(Collection entries)

☆ ☆ ☆ ☆ ☆ ☆ ☆

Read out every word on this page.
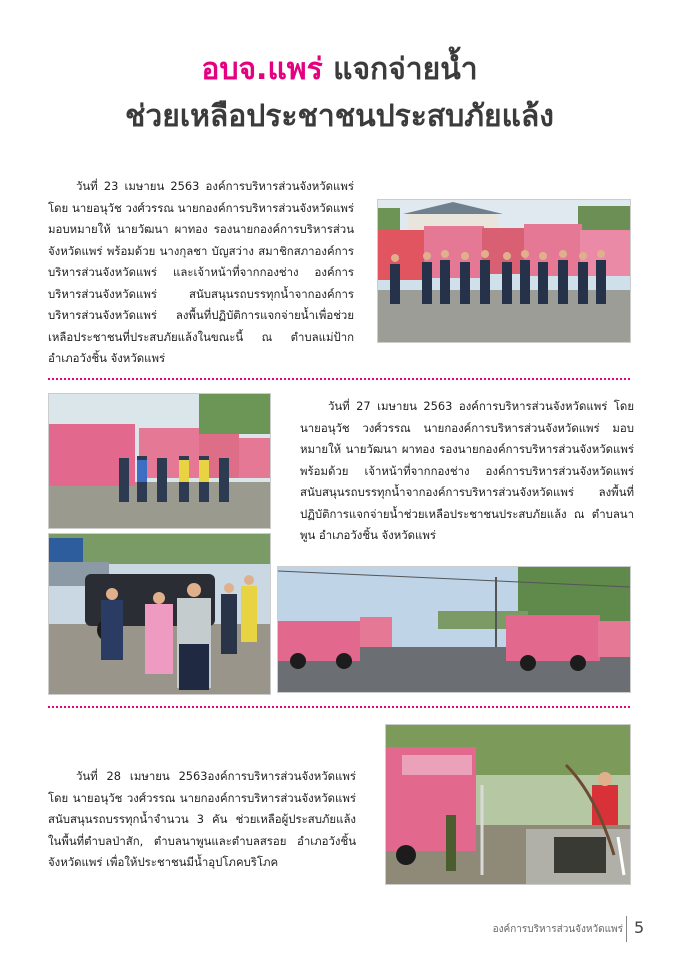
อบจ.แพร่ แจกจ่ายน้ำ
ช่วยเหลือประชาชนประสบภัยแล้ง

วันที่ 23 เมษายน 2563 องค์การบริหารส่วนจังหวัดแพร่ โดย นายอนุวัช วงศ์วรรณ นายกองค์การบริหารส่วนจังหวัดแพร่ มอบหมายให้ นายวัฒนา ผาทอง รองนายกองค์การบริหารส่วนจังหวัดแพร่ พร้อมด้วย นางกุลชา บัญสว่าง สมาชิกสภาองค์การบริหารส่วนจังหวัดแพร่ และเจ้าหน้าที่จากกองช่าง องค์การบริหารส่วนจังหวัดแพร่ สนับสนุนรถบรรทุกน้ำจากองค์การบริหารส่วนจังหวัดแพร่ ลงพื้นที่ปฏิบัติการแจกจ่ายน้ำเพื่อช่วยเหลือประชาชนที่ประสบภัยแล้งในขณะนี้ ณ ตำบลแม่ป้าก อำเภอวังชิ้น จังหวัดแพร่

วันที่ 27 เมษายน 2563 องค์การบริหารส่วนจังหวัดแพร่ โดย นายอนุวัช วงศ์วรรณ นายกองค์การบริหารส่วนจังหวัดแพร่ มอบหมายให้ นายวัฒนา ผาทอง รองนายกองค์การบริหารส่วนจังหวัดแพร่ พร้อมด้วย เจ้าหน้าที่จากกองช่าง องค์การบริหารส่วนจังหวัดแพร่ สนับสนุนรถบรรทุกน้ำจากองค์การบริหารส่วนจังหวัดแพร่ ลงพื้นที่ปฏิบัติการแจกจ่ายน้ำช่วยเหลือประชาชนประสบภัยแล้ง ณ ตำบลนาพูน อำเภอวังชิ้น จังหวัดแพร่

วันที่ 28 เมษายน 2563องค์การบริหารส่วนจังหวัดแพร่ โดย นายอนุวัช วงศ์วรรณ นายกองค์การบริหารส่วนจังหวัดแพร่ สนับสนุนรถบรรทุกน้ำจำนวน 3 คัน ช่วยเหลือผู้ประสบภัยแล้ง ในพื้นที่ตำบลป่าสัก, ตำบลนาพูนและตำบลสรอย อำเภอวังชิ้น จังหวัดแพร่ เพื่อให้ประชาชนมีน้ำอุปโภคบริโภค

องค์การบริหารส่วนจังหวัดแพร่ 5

☆ ☆ ☆ ☆ ☆ ☆ ☆

CHALLENGE >>
Reproduce each entry precisely, dropping only the pictures.

TASK ANSWER >>
Read out every word on this page.
อบจ.แพร่ แจกจ่ายน้ำ
ช่วยเหลือประชาชนประสบภัยแล้ง

วันที่ 23 เมษายน 2563 องค์การบริหารส่วนจังหวัดแพร่ โดย นายอนุวัช วงศ์วรรณ นายกองค์การบริหารส่วนจังหวัดแพร่ มอบหมายให้ นายวัฒนา ผาทอง รองนายกองค์การบริหารส่วนจังหวัดแพร่ พร้อมด้วย นางกุลชา บัญสว่าง สมาชิกสภาองค์การบริหารส่วนจังหวัดแพร่ และเจ้าหน้าที่จากกองช่าง องค์การบริหารส่วนจังหวัดแพร่ สนับสนุนรถบรรทุกน้ำจากองค์การบริหารส่วนจังหวัดแพร่ ลงพื้นที่ปฏิบัติการแจกจ่ายน้ำเพื่อช่วยเหลือประชาชนที่ประสบภัยแล้งในขณะนี้ ณ ตำบลแม่ป้าก อำเภอวังชิ้น จังหวัดแพร่

วันที่ 27 เมษายน 2563 องค์การบริหารส่วนจังหวัดแพร่ โดย นายอนุวัช วงศ์วรรณ นายกองค์การบริหารส่วนจังหวัดแพร่ มอบหมายให้ นายวัฒนา ผาทอง รองนายกองค์การบริหารส่วนจังหวัดแพร่ พร้อมด้วย เจ้าหน้าที่จากกองช่าง องค์การบริหารส่วนจังหวัดแพร่ สนับสนุนรถบรรทุกน้ำจากองค์การบริหารส่วนจังหวัดแพร่ ลงพื้นที่ปฏิบัติการแจกจ่ายน้ำช่วยเหลือประชาชนประสบภัยแล้ง ณ ตำบลนาพูน อำเภอวังชิ้น จังหวัดแพร่

วันที่ 28 เมษายน 2563องค์การบริหารส่วนจังหวัดแพร่ โดย นายอนุวัช วงศ์วรรณ นายกองค์การบริหารส่วนจังหวัดแพร่ สนับสนุนรถบรรทุกน้ำจำนวน 3 คัน ช่วยเหลือผู้ประสบภัยแล้ง ในพื้นที่ตำบลป่าสัก, ตำบลนาพูนและตำบลสรอย อำเภอวังชิ้น จังหวัดแพร่ เพื่อให้ประชาชนมีน้ำอุปโภคบริโภค

องค์การบริหารส่วนจังหวัดแพร่ 5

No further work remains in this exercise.